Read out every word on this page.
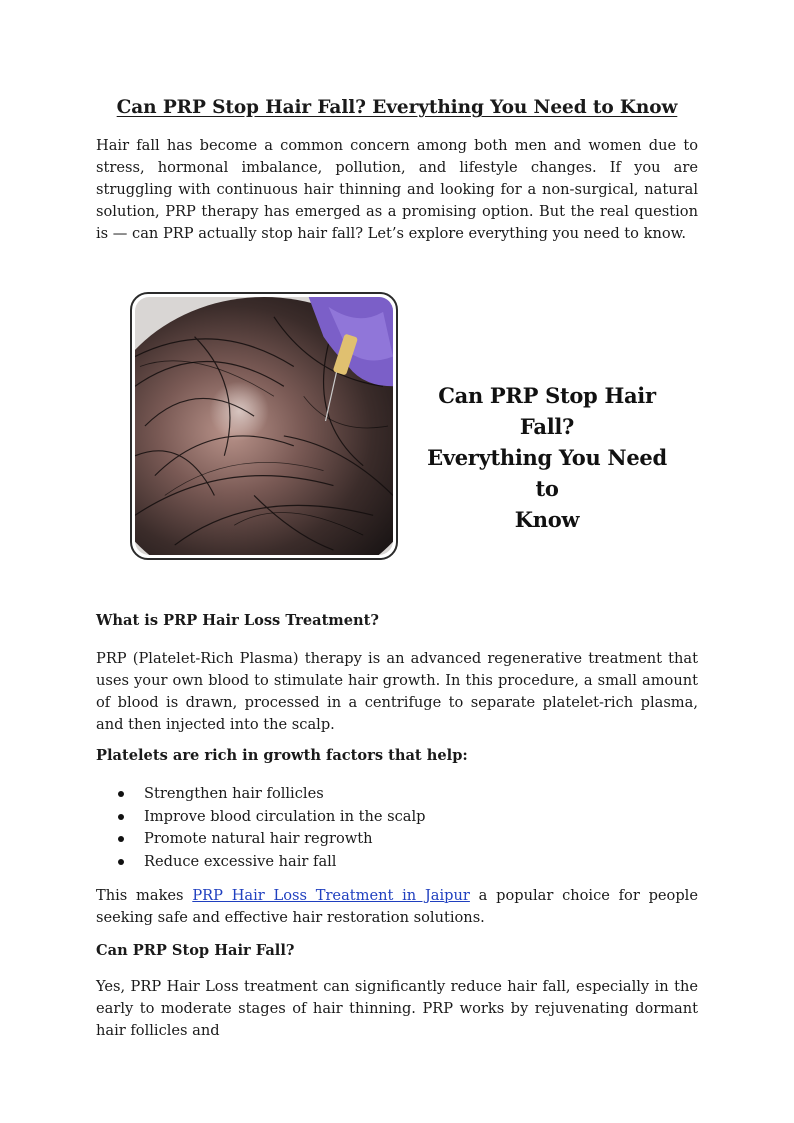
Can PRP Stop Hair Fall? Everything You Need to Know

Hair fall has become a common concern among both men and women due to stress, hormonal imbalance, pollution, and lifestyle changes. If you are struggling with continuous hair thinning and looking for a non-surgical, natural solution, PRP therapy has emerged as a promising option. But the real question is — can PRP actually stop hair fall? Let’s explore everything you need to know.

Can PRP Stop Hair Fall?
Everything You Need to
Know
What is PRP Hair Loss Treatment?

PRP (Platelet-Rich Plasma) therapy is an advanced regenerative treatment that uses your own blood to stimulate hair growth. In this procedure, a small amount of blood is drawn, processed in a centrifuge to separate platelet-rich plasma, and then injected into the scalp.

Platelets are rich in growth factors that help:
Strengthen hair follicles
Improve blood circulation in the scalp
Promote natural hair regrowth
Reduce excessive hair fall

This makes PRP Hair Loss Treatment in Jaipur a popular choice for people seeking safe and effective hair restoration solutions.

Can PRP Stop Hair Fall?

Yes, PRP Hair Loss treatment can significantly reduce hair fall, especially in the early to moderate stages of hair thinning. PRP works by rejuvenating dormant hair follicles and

☆ ☆ ☆ ☆ ☆ ☆ ☆

• _WHAT IS REQUIRED_:
Images must not appear in the copy; reproduce everything else in the records verbatim.

• _REPLY TO THE EXERCISE_:
Read out every word on this page.
Can PRP Stop Hair Fall? Everything You Need to Know

Hair fall has become a common concern among both men and women due to stress, hormonal imbalance, pollution, and lifestyle changes. If you are struggling with continuous hair thinning and looking for a non-surgical, natural solution, PRP therapy has emerged as a promising option. But the real question is — can PRP actually stop hair fall? Let’s explore everything you need to know.

Can PRP Stop Hair Fall?
Everything You Need to
Know
What is PRP Hair Loss Treatment?

PRP (Platelet-Rich Plasma) therapy is an advanced regenerative treatment that uses your own blood to stimulate hair growth. In this procedure, a small amount of blood is drawn, processed in a centrifuge to separate platelet-rich plasma, and then injected into the scalp.

Platelets are rich in growth factors that help:
Strengthen hair follicles
Improve blood circulation in the scalp
Promote natural hair regrowth
Reduce excessive hair fall

This makes PRP Hair Loss Treatment in Jaipur a popular choice for people seeking safe and effective hair restoration solutions.

Can PRP Stop Hair Fall?

Yes, PRP Hair Loss treatment can significantly reduce hair fall, especially in the early to moderate stages of hair thinning. PRP works by rejuvenating dormant hair follicles and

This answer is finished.